[Exercise directions] Count the lines below that contain the word "index". Give only the number.

Collected data entries:

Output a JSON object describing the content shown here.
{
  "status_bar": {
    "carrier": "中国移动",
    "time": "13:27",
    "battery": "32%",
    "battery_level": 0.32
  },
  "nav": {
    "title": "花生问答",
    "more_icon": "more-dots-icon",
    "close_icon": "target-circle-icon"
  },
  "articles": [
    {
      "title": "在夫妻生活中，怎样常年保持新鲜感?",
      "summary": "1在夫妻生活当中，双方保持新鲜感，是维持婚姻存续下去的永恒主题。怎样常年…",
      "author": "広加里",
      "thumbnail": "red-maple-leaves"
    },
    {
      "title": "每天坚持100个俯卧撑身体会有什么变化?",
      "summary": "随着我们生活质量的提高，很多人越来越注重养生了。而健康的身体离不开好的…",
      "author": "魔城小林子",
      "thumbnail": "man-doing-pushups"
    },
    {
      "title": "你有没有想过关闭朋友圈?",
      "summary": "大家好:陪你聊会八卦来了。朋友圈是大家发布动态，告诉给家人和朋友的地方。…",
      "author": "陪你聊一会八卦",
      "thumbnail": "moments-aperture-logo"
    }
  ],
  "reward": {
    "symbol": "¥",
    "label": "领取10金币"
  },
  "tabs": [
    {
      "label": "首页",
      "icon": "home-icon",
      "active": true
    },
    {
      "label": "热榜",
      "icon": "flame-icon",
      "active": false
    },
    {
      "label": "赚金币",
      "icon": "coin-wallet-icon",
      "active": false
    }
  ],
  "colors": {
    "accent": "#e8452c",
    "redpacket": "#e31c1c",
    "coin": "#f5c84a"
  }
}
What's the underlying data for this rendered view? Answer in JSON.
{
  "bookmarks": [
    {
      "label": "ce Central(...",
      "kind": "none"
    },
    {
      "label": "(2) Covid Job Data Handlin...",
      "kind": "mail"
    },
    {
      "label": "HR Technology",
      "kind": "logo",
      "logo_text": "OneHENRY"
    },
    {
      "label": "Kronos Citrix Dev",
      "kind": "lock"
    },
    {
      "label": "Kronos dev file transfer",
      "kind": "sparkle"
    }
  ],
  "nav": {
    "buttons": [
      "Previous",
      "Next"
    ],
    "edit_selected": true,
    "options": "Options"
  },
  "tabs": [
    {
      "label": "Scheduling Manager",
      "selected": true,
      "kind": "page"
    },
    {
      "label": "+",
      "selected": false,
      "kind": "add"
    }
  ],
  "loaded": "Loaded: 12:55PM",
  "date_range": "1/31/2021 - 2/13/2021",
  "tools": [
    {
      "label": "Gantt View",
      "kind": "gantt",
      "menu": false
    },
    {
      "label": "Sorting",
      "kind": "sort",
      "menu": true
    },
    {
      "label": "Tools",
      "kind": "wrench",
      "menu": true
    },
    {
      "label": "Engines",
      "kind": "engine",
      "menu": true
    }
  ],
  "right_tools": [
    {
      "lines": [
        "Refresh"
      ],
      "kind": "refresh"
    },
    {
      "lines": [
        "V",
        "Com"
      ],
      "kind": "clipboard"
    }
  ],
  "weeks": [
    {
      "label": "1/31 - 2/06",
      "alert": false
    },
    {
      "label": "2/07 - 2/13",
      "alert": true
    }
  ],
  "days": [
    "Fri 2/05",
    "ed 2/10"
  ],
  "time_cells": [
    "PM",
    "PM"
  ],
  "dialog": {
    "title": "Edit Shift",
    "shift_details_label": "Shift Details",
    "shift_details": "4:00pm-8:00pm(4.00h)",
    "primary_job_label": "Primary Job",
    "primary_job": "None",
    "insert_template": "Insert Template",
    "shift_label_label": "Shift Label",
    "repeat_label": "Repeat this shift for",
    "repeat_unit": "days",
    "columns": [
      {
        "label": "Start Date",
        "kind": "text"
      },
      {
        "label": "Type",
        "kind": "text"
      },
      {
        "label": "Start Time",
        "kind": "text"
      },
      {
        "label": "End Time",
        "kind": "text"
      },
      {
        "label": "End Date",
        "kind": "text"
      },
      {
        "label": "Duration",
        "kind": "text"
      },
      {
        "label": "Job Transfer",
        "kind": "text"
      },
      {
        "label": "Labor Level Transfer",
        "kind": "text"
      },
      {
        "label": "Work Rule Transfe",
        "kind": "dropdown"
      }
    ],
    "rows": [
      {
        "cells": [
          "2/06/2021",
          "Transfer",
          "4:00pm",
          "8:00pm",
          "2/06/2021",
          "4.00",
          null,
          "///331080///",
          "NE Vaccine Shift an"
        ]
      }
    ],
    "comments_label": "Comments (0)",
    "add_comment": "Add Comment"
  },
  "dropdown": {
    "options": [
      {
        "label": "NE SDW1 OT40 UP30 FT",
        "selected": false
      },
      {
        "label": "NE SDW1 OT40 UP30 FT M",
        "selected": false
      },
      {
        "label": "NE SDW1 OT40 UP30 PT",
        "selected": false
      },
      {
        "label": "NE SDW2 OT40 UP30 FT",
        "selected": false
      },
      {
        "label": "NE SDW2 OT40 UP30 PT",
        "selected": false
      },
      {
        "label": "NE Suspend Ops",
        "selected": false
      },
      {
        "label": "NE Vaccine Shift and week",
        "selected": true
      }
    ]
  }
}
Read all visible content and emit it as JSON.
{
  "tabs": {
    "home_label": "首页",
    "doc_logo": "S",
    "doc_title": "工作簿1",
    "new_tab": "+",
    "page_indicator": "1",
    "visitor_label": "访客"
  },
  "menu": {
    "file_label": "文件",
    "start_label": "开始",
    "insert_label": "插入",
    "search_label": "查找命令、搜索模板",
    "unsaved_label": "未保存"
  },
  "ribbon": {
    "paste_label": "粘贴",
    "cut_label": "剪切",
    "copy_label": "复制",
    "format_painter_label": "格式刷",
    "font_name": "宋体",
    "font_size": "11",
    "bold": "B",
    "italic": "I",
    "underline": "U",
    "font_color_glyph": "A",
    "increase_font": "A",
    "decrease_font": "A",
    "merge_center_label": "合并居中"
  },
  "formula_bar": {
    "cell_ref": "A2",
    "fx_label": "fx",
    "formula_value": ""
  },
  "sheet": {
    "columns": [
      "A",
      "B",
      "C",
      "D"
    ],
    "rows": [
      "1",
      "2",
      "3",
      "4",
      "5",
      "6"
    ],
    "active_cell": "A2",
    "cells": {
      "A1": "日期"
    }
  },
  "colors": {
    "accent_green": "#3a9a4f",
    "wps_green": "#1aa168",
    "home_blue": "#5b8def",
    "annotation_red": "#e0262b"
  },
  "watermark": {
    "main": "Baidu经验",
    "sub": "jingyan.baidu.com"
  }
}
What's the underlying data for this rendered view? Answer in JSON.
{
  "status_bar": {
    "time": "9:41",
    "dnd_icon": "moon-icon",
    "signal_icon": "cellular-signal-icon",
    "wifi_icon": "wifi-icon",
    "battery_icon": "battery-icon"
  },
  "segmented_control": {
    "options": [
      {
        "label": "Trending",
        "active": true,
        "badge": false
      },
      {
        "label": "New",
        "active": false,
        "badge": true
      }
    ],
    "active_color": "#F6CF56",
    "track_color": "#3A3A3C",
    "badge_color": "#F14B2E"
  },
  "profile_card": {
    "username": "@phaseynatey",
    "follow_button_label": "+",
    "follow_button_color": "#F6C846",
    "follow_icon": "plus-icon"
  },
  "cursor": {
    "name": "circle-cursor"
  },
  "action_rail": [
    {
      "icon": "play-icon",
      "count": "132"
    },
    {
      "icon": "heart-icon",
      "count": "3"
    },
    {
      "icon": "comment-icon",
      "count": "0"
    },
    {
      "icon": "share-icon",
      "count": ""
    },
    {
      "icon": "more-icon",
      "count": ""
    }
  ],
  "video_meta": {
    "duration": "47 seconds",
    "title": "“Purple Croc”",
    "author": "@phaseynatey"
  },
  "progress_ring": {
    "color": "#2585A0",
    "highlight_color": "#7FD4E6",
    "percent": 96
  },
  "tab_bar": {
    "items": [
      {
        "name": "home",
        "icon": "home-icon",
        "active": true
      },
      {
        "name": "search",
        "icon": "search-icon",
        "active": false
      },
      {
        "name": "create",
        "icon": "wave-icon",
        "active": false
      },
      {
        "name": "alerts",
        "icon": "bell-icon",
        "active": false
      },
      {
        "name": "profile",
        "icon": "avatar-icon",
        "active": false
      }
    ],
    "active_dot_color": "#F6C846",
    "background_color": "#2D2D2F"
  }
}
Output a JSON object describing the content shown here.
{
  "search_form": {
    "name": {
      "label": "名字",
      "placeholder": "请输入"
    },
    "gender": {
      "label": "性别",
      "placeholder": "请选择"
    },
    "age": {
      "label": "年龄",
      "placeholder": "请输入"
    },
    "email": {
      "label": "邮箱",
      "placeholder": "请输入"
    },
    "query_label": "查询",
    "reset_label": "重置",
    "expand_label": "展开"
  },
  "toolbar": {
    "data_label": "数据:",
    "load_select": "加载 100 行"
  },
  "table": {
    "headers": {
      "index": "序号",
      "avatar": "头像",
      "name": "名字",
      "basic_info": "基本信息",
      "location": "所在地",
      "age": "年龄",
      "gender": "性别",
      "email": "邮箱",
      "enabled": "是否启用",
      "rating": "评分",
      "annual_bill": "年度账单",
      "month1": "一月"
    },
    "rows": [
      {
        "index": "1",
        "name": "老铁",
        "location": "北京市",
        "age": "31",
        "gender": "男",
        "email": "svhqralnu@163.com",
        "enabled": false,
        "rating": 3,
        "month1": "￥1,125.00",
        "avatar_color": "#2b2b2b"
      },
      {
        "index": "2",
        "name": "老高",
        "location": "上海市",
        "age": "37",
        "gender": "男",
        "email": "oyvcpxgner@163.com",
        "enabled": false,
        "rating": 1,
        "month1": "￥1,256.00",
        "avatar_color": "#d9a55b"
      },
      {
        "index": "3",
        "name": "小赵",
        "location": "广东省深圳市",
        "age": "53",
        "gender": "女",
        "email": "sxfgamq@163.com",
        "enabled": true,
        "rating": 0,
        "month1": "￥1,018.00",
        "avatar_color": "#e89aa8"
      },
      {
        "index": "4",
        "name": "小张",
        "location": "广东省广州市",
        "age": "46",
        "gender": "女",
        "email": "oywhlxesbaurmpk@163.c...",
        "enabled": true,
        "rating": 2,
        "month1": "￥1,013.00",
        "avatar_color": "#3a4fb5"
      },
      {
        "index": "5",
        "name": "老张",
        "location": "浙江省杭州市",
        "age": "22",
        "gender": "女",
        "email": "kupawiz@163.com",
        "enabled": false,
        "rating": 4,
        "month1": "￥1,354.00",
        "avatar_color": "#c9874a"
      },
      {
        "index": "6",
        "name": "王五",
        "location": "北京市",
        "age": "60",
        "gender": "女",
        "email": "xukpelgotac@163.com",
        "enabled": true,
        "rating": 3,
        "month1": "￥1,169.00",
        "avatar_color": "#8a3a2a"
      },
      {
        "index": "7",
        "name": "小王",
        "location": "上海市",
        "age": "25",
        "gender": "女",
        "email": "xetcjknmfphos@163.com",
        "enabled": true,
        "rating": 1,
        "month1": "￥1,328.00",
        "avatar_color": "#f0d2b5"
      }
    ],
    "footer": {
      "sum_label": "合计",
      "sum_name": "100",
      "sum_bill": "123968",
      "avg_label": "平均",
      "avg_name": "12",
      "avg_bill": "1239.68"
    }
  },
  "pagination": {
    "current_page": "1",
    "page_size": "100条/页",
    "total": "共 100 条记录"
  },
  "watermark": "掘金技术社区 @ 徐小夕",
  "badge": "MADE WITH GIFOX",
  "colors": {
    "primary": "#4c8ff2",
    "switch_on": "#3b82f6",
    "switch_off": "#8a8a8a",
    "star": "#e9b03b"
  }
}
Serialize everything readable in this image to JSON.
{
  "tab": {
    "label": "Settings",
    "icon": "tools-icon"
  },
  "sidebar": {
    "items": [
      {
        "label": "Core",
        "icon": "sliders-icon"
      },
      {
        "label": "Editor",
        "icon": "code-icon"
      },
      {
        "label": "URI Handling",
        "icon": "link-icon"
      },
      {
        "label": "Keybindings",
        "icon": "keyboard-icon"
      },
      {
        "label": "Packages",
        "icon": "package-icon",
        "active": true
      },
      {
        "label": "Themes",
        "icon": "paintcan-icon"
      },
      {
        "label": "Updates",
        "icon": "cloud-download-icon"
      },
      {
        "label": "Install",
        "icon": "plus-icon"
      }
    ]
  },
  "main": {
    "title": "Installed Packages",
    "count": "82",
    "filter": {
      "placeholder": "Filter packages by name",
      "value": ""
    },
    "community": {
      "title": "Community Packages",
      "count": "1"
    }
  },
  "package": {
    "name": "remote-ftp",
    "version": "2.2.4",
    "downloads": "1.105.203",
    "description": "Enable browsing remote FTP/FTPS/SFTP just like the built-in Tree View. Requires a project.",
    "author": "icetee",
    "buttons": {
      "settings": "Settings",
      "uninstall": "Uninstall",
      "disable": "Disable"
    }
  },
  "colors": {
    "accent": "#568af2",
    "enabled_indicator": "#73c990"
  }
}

[Worked answer] 8